Structured figure records:

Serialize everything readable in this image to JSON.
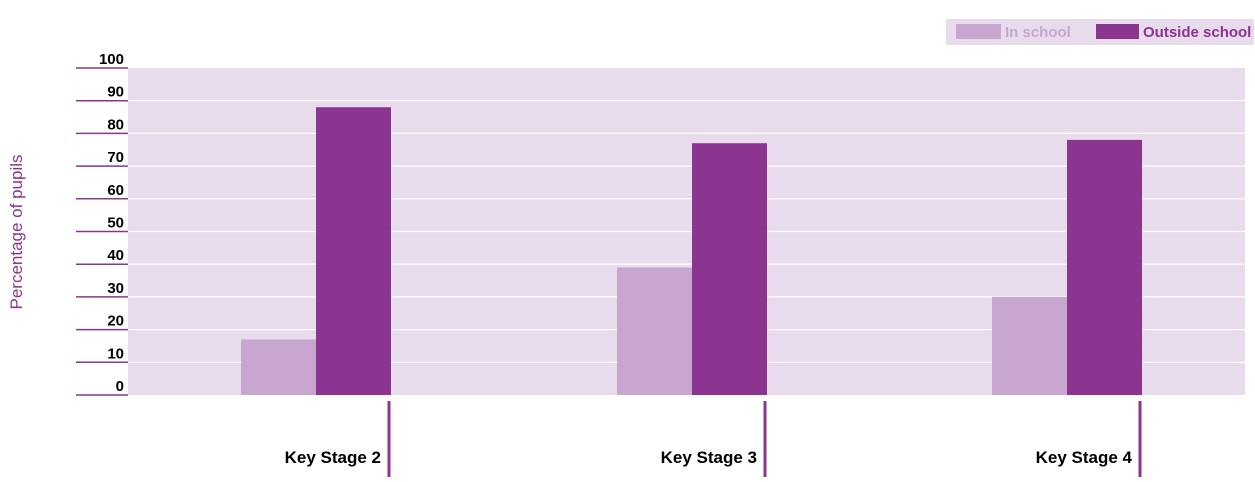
{
  "chart_data": {
    "type": "bar",
    "title": "",
    "xlabel": "",
    "ylabel": "Percentage of pupils",
    "ylim": [
      0,
      100
    ],
    "yticks": [
      0,
      10,
      20,
      30,
      40,
      50,
      60,
      70,
      80,
      90,
      100
    ],
    "grid": true,
    "legend_position": "top-right",
    "categories": [
      "Key Stage 2",
      "Key Stage 3",
      "Key Stage 4"
    ],
    "series": [
      {
        "name": "In school",
        "values": [
          17,
          39,
          30
        ],
        "color": "#c8a6cf"
      },
      {
        "name": "Outside school",
        "values": [
          88,
          77,
          78
        ],
        "color": "#8b3490"
      }
    ],
    "colors": {
      "plot_background": "#e8dbeb",
      "gridline": "#ffffff",
      "axis_accent": "#8b3490",
      "text": "#000000",
      "ylabel": "#8b3490"
    }
  }
}
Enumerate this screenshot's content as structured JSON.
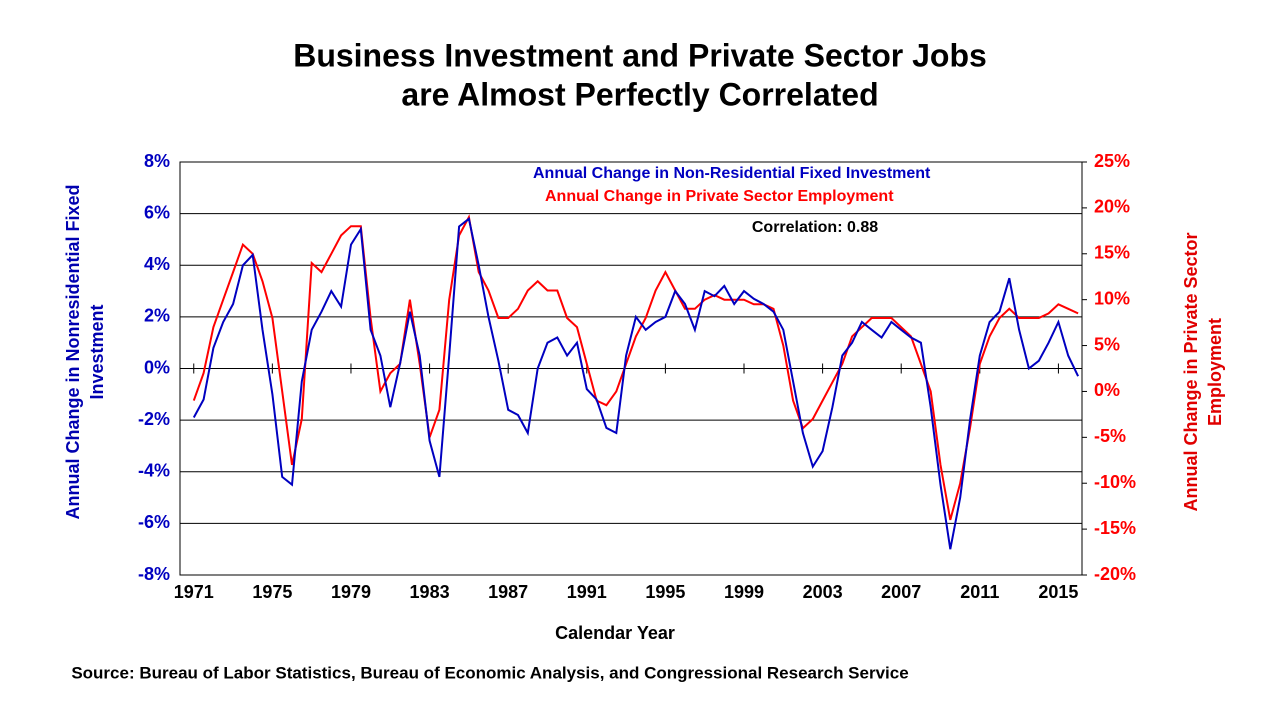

Direction
Every record gets retyped exactly; no picture goes into the copy.

Solution for this task
Serialize everything readable in this image to JSON.
{
  "chart_data": {
    "type": "bar",
    "title": "",
    "xlabel": "",
    "ylabel": "Percentage of pupils",
    "ylim": [
      0,
      100
    ],
    "yticks": [
      0,
      10,
      20,
      30,
      40,
      50,
      60,
      70,
      80,
      90,
      100
    ],
    "grid": true,
    "legend_position": "top-right",
    "categories": [
      "Key Stage 2",
      "Key Stage 3",
      "Key Stage 4"
    ],
    "series": [
      {
        "name": "In school",
        "values": [
          17,
          39,
          30
        ],
        "color": "#c8a6cf"
      },
      {
        "name": "Outside school",
        "values": [
          88,
          77,
          78
        ],
        "color": "#8b3490"
      }
    ],
    "colors": {
      "plot_background": "#e8dbeb",
      "gridline": "#ffffff",
      "axis_accent": "#8b3490",
      "text": "#000000",
      "ylabel": "#8b3490"
    }
  }
}
Enumerate this screenshot's content as structured JSON.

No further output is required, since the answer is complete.